* **BRIEF**
Provide an exact transcription of all the records.

Start of DATA LISTING

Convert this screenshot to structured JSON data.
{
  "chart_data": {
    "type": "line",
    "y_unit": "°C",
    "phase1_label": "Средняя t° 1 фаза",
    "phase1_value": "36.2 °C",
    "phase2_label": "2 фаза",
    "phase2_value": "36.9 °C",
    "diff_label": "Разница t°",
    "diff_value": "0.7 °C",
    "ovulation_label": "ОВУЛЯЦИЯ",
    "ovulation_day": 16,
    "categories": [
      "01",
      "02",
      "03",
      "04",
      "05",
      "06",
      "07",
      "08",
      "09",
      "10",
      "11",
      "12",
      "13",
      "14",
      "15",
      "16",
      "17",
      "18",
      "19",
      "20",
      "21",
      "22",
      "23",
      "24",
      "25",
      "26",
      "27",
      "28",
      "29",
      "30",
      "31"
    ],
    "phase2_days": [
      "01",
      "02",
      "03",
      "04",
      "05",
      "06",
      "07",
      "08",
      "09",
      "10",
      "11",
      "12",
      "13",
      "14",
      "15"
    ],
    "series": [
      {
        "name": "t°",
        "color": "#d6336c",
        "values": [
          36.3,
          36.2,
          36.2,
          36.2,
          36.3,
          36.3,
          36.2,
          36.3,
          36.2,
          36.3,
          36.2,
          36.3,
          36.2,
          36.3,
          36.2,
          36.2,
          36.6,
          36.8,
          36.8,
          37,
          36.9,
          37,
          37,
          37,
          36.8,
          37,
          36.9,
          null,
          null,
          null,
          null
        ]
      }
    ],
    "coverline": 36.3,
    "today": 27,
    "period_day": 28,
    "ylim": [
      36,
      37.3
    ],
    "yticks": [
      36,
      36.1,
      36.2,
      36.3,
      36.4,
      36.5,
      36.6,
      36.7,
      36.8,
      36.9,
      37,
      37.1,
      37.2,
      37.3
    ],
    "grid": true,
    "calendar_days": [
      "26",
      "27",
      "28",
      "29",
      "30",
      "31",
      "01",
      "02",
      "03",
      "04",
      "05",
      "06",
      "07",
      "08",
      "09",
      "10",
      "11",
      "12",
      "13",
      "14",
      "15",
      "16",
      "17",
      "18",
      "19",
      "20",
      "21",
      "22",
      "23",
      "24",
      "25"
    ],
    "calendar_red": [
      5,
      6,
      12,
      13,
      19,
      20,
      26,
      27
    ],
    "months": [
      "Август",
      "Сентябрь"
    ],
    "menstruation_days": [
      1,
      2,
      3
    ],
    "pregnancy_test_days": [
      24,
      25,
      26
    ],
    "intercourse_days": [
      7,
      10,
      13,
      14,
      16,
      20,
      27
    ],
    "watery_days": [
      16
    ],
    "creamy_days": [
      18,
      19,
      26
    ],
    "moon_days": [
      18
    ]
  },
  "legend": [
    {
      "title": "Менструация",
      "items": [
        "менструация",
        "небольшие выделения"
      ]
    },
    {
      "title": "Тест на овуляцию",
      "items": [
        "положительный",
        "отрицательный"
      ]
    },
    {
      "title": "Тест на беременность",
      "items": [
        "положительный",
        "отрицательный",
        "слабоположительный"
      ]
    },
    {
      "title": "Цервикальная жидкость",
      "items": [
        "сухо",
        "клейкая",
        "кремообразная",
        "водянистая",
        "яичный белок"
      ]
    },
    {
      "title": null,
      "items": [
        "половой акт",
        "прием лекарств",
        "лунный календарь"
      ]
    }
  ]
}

End of DATA LISTING

* **RESULT**
Convert this screenshot to structured JSON data.
{
  "chart_data": {
    "type": "line",
    "y_unit": "°C",
    "phase1_label": "Средняя t° 1 фаза",
    "phase1_value": "36.2 °C",
    "phase2_label": "2 фаза",
    "phase2_value": "36.9 °C",
    "diff_label": "Разница t°",
    "diff_value": "0.7 °C",
    "ovulation_label": "ОВУЛЯЦИЯ",
    "ovulation_day": 16,
    "categories": [
      "01",
      "02",
      "03",
      "04",
      "05",
      "06",
      "07",
      "08",
      "09",
      "10",
      "11",
      "12",
      "13",
      "14",
      "15",
      "16",
      "17",
      "18",
      "19",
      "20",
      "21",
      "22",
      "23",
      "24",
      "25",
      "26",
      "27",
      "28",
      "29",
      "30",
      "31"
    ],
    "phase2_days": [
      "01",
      "02",
      "03",
      "04",
      "05",
      "06",
      "07",
      "08",
      "09",
      "10",
      "11",
      "12",
      "13",
      "14",
      "15"
    ],
    "series": [
      {
        "name": "t°",
        "color": "#d6336c",
        "values": [
          36.3,
          36.2,
          36.2,
          36.2,
          36.3,
          36.3,
          36.2,
          36.3,
          36.2,
          36.3,
          36.2,
          36.3,
          36.2,
          36.3,
          36.2,
          36.2,
          36.6,
          36.8,
          36.8,
          37,
          36.9,
          37,
          37,
          37,
          36.8,
          37,
          36.9,
          null,
          null,
          null,
          null
        ]
      }
    ],
    "coverline": 36.3,
    "today": 27,
    "period_day": 28,
    "ylim": [
      36,
      37.3
    ],
    "yticks": [
      36,
      36.1,
      36.2,
      36.3,
      36.4,
      36.5,
      36.6,
      36.7,
      36.8,
      36.9,
      37,
      37.1,
      37.2,
      37.3
    ],
    "grid": true,
    "calendar_days": [
      "26",
      "27",
      "28",
      "29",
      "30",
      "31",
      "01",
      "02",
      "03",
      "04",
      "05",
      "06",
      "07",
      "08",
      "09",
      "10",
      "11",
      "12",
      "13",
      "14",
      "15",
      "16",
      "17",
      "18",
      "19",
      "20",
      "21",
      "22",
      "23",
      "24",
      "25"
    ],
    "calendar_red": [
      5,
      6,
      12,
      13,
      19,
      20,
      26,
      27
    ],
    "months": [
      "Август",
      "Сентябрь"
    ],
    "menstruation_days": [
      1,
      2,
      3
    ],
    "pregnancy_test_days": [
      24,
      25,
      26
    ],
    "intercourse_days": [
      7,
      10,
      13,
      14,
      16,
      20,
      27
    ],
    "watery_days": [
      16
    ],
    "creamy_days": [
      18,
      19,
      26
    ],
    "moon_days": [
      18
    ]
  },
  "legend": [
    {
      "title": "Менструация",
      "items": [
        "менструация",
        "небольшие выделения"
      ]
    },
    {
      "title": "Тест на овуляцию",
      "items": [
        "положительный",
        "отрицательный"
      ]
    },
    {
      "title": "Тест на беременность",
      "items": [
        "положительный",
        "отрицательный",
        "слабоположительный"
      ]
    },
    {
      "title": "Цервикальная жидкость",
      "items": [
        "сухо",
        "клейкая",
        "кремообразная",
        "водянистая",
        "яичный белок"
      ]
    },
    {
      "title": null,
      "items": [
        "половой акт",
        "прием лекарств",
        "лунный календарь"
      ]
    }
  ]
}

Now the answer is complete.